- _The problem_
Your task is to return the line containing "Read this page and output its text content." plus every line after it, exactly and with nothing added.

- - - - - - -

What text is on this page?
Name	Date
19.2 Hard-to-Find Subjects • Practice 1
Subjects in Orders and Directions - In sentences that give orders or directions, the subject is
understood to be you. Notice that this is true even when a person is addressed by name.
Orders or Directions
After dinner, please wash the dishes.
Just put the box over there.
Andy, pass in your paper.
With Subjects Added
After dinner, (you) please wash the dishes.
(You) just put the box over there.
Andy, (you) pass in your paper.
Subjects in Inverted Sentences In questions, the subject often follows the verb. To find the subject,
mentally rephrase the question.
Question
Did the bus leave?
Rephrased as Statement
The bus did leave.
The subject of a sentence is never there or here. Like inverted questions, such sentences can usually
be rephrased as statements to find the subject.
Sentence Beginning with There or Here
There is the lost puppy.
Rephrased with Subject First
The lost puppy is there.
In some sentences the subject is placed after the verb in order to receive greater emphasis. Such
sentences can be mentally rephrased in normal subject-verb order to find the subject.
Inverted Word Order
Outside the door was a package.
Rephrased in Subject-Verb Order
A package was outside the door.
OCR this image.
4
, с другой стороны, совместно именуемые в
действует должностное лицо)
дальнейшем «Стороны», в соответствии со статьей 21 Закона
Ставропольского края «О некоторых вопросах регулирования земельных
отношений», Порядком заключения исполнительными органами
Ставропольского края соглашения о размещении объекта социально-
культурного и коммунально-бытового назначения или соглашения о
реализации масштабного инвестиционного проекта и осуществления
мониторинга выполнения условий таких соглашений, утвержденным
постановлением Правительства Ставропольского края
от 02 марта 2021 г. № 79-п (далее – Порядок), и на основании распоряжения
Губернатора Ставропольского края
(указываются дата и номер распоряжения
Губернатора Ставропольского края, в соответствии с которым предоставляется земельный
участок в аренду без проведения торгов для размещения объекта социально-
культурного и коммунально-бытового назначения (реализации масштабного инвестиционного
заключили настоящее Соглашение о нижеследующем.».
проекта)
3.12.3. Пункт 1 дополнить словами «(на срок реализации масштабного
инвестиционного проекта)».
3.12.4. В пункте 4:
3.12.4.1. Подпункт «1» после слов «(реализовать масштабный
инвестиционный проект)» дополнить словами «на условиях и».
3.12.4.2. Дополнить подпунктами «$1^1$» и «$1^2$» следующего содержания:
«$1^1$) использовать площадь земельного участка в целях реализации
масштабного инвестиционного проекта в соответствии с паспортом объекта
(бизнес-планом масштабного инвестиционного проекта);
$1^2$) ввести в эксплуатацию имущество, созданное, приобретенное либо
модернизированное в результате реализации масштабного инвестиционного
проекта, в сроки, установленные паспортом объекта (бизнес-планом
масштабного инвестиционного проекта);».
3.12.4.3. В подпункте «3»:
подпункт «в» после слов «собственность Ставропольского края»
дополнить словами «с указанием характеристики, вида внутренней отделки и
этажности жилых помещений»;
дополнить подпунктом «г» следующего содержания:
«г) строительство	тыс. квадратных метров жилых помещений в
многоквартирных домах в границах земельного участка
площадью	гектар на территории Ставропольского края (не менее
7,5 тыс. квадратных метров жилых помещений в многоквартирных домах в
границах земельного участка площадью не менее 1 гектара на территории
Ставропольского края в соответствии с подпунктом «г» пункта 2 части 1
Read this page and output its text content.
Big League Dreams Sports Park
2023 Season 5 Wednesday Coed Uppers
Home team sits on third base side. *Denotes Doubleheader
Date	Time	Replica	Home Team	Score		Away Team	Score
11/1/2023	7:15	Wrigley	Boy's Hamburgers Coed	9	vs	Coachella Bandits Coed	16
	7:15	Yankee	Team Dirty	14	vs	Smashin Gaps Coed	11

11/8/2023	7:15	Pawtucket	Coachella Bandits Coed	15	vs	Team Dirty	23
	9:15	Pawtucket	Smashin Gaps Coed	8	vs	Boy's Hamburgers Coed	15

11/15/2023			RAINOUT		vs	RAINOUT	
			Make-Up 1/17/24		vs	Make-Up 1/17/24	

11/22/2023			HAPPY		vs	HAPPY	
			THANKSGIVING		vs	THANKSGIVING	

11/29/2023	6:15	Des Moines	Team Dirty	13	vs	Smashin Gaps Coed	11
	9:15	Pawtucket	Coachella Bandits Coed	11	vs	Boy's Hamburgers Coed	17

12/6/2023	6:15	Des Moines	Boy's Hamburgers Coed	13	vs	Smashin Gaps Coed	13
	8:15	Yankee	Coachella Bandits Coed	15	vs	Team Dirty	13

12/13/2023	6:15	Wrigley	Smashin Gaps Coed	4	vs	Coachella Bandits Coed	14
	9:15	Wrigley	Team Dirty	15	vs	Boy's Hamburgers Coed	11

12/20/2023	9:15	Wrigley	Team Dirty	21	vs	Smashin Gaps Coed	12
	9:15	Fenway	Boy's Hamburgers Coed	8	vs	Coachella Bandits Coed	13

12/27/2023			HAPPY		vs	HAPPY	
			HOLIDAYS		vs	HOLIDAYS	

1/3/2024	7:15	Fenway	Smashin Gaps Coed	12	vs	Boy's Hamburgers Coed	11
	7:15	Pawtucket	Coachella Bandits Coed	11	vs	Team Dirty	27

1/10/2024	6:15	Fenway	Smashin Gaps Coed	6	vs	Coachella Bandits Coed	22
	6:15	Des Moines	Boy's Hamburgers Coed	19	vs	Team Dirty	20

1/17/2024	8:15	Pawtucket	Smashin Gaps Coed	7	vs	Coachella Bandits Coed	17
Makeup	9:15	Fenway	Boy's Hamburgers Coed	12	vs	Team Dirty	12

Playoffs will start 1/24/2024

- - - - - - -

- _Task result_
Read this page and output its text content.
Big League Dreams Sports Park
2023 Season 5 Wednesday Coed Uppers
Home team sits on third base side. *Denotes Doubleheader
Date	Time	Replica	Home Team	Score		Away Team	Score
11/1/2023	7:15	Wrigley	Boy's Hamburgers Coed	9	vs	Coachella Bandits Coed	16
	7:15	Yankee	Team Dirty	14	vs	Smashin Gaps Coed	11

11/8/2023	7:15	Pawtucket	Coachella Bandits Coed	15	vs	Team Dirty	23
	9:15	Pawtucket	Smashin Gaps Coed	8	vs	Boy's Hamburgers Coed	15

11/15/2023			RAINOUT		vs	RAINOUT	
			Make-Up 1/17/24		vs	Make-Up 1/17/24	

11/22/2023			HAPPY		vs	HAPPY	
			THANKSGIVING		vs	THANKSGIVING	

11/29/2023	6:15	Des Moines	Team Dirty	13	vs	Smashin Gaps Coed	11
	9:15	Pawtucket	Coachella Bandits Coed	11	vs	Boy's Hamburgers Coed	17

12/6/2023	6:15	Des Moines	Boy's Hamburgers Coed	13	vs	Smashin Gaps Coed	13
	8:15	Yankee	Coachella Bandits Coed	15	vs	Team Dirty	13

12/13/2023	6:15	Wrigley	Smashin Gaps Coed	4	vs	Coachella Bandits Coed	14
	9:15	Wrigley	Team Dirty	15	vs	Boy's Hamburgers Coed	11

12/20/2023	9:15	Wrigley	Team Dirty	21	vs	Smashin Gaps Coed	12
	9:15	Fenway	Boy's Hamburgers Coed	8	vs	Coachella Bandits Coed	13

12/27/2023			HAPPY		vs	HAPPY	
			HOLIDAYS		vs	HOLIDAYS	

1/3/2024	7:15	Fenway	Smashin Gaps Coed	12	vs	Boy's Hamburgers Coed	11
	7:15	Pawtucket	Coachella Bandits Coed	11	vs	Team Dirty	27

1/10/2024	6:15	Fenway	Smashin Gaps Coed	6	vs	Coachella Bandits Coed	22
	6:15	Des Moines	Boy's Hamburgers Coed	19	vs	Team Dirty	20

1/17/2024	8:15	Pawtucket	Smashin Gaps Coed	7	vs	Coachella Bandits Coed	17
Makeup	9:15	Fenway	Boy's Hamburgers Coed	12	vs	Team Dirty	12

Playoffs will start 1/24/2024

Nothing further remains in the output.